* **JOB**: In the listing below, locate the lines that hold "name" and copy them.

──────── DATA SHOWN ────────

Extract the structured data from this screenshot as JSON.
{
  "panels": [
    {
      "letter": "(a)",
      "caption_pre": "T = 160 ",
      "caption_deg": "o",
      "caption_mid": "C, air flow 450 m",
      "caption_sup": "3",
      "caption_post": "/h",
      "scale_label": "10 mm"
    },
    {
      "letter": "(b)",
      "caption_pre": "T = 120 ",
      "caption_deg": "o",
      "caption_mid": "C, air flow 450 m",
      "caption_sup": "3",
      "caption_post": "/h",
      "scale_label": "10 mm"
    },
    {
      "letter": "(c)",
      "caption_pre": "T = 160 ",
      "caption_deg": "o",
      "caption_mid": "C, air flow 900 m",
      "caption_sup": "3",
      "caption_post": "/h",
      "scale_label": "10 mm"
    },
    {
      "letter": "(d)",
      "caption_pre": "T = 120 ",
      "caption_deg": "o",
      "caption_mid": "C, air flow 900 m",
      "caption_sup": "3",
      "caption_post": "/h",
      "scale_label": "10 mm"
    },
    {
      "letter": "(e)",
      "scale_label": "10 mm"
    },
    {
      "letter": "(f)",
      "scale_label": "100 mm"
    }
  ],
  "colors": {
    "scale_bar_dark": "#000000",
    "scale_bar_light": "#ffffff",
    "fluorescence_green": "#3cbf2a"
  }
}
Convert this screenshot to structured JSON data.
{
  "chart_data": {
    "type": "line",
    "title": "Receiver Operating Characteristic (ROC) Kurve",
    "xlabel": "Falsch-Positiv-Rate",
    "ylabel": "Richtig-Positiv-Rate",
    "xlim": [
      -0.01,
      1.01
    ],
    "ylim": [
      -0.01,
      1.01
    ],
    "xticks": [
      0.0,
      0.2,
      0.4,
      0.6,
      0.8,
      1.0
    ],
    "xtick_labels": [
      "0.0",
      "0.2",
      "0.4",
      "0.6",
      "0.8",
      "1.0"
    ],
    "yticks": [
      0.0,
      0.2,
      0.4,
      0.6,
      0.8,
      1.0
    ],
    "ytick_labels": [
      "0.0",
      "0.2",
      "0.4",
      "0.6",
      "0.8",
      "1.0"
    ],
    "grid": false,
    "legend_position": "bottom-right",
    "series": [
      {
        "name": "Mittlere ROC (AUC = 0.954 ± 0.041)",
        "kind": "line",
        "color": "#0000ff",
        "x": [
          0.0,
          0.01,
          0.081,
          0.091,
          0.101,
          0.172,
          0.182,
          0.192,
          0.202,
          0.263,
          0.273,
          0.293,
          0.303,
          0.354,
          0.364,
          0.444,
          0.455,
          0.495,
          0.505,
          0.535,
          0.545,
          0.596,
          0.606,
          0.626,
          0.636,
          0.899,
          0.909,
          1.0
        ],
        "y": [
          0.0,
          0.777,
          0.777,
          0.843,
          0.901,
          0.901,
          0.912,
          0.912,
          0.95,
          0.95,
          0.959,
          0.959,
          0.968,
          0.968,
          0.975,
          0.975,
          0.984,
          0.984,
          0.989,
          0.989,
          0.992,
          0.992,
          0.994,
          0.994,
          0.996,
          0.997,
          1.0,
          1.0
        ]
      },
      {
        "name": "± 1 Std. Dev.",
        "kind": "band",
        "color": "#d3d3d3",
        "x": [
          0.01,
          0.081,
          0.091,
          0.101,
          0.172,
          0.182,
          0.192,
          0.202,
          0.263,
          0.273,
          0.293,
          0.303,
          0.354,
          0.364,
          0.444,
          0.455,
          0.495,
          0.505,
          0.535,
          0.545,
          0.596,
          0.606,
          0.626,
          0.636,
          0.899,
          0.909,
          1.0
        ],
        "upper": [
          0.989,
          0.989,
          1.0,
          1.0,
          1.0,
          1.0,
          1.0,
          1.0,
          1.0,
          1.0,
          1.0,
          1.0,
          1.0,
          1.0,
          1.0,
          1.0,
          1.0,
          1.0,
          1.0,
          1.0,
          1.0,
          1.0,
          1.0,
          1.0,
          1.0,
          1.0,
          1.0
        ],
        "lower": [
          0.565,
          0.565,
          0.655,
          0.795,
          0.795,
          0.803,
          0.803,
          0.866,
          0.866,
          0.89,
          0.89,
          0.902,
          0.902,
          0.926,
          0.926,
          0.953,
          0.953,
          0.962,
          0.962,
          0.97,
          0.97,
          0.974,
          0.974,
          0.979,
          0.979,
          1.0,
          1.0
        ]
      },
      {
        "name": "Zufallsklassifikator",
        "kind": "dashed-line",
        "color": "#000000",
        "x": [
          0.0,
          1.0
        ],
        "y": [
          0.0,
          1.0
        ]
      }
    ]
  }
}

────────

* **EXERCISE RESPONSE**:
        "name": "Mittlere ROC (AUC = 0.954 ± 0.041)",
        "name": "± 1 Std. Dev.",
        "name": "Zufallsklassifikator",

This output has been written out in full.